>> BEGIN Records for the exercise
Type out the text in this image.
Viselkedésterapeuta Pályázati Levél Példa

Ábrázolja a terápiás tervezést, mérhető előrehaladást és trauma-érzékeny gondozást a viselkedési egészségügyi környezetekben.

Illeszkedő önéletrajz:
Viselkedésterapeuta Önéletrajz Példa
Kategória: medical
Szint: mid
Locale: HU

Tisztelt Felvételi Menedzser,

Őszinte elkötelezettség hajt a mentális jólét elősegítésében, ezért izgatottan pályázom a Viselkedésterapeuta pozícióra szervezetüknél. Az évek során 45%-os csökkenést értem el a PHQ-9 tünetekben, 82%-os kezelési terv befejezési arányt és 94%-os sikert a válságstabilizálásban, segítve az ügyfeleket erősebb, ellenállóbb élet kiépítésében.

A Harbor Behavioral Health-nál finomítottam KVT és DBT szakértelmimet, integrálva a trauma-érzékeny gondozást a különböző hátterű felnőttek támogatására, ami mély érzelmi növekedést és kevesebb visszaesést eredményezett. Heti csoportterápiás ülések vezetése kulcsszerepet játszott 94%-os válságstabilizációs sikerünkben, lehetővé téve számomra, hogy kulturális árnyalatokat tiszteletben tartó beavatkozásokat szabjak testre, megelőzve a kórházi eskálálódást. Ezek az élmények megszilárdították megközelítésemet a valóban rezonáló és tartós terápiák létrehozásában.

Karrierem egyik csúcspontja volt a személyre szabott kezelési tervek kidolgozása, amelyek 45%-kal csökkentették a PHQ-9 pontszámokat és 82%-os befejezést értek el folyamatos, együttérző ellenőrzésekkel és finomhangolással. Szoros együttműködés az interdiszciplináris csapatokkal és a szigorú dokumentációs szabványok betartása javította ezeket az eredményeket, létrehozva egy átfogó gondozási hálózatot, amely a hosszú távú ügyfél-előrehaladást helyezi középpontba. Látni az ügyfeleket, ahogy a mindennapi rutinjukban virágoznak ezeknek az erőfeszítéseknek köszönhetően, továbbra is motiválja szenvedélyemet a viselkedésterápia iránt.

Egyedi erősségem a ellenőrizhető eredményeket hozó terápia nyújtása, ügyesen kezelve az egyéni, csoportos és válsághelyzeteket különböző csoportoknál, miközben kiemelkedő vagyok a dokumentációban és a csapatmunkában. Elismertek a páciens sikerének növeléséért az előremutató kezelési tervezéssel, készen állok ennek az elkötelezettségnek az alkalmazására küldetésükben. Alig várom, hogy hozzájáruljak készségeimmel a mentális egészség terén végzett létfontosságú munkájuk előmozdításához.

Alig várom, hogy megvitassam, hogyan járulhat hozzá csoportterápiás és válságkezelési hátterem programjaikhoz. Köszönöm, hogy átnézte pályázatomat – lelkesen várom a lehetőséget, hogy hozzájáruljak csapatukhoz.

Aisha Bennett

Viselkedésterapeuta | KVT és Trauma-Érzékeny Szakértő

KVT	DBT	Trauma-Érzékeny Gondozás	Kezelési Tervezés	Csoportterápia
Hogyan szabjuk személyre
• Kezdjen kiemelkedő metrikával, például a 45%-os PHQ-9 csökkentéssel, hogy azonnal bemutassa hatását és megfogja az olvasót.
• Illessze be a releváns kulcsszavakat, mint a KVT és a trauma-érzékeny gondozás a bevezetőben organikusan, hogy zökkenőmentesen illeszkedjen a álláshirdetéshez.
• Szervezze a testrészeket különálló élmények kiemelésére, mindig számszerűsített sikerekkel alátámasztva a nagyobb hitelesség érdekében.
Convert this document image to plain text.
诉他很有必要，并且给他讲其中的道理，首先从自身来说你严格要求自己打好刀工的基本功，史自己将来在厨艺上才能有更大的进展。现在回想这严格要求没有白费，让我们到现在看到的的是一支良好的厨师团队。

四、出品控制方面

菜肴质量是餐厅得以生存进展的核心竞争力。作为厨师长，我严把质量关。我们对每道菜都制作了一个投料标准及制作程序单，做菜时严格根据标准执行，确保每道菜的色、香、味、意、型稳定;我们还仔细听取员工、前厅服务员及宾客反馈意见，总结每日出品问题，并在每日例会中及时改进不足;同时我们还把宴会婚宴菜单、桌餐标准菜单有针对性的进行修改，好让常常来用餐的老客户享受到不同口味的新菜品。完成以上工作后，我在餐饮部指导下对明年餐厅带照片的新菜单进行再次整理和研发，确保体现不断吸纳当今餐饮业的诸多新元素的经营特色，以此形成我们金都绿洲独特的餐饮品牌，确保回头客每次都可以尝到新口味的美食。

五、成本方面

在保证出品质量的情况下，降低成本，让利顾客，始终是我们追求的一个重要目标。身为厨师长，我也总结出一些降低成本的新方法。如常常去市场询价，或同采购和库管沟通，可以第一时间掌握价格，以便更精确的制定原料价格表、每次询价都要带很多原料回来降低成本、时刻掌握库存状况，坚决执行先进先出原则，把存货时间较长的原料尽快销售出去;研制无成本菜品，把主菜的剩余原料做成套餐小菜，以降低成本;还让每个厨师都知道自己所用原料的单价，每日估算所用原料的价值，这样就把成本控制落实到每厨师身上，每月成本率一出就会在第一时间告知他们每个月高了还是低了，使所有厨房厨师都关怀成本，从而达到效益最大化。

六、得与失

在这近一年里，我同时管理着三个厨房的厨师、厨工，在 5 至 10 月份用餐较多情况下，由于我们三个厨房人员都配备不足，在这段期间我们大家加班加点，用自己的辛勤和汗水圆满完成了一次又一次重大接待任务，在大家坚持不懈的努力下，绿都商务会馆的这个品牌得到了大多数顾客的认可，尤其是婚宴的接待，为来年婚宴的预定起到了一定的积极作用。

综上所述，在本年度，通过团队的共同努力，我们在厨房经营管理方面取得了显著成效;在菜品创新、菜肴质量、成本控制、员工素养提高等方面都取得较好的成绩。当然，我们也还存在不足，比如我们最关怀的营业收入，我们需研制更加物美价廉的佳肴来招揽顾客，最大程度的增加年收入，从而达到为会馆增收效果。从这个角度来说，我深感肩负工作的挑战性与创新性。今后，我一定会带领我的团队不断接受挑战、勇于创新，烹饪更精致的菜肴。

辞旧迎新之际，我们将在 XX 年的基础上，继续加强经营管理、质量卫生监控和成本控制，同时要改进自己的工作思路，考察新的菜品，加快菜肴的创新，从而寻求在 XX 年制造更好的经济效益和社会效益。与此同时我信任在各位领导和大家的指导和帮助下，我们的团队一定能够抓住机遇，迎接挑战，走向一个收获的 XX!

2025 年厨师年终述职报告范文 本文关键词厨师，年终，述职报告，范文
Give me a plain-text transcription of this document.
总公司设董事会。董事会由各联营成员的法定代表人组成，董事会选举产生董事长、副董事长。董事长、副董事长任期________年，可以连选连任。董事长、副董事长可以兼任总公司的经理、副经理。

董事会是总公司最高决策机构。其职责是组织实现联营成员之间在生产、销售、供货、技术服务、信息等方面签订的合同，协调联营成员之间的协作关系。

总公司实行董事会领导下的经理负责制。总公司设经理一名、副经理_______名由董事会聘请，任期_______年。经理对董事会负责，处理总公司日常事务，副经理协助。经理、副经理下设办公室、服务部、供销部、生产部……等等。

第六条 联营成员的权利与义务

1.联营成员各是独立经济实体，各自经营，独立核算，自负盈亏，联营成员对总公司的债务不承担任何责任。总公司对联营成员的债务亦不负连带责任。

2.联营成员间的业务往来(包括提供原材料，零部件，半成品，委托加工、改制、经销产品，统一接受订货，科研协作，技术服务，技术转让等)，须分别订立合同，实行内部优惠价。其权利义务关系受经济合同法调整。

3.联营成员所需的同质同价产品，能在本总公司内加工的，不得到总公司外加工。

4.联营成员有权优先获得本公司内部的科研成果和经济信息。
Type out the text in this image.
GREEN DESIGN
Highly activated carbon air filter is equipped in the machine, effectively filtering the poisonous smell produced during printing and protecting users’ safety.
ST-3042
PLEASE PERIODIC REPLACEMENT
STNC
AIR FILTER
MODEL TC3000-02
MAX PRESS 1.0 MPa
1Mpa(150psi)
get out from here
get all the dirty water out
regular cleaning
>> END Records for the exercise
Prompt: Find the string "hozzájáruljak" in the records, then copy each line where it occurs.

Solution to this problem:
Egyedi erősségem a ellenőrizhető eredményeket hozó terápia nyújtása, ügyesen kezelve az egyéni, csoportos és válsághelyzeteket különböző csoportoknál, miközben kiemelkedő vagyok a dokumentációban és a csapatmunkában. Elismertek a páciens sikerének növeléséért az előremutató kezelési tervezéssel, készen állok ennek az elkötelezettségnek az alkalmazására küldetésükben. Alig várom, hogy hozzájáruljak készségeimmel a mentális egészség terén végzett létfontosságú munkájuk előmozdításához.
Alig várom, hogy megvitassam, hogyan járulhat hozzá csoportterápiás és válságkezelési hátterem programjaikhoz. Köszönöm, hogy átnézte pályázatomat – lelkesen várom a lehetőséget, hogy hozzájáruljak csapatukhoz.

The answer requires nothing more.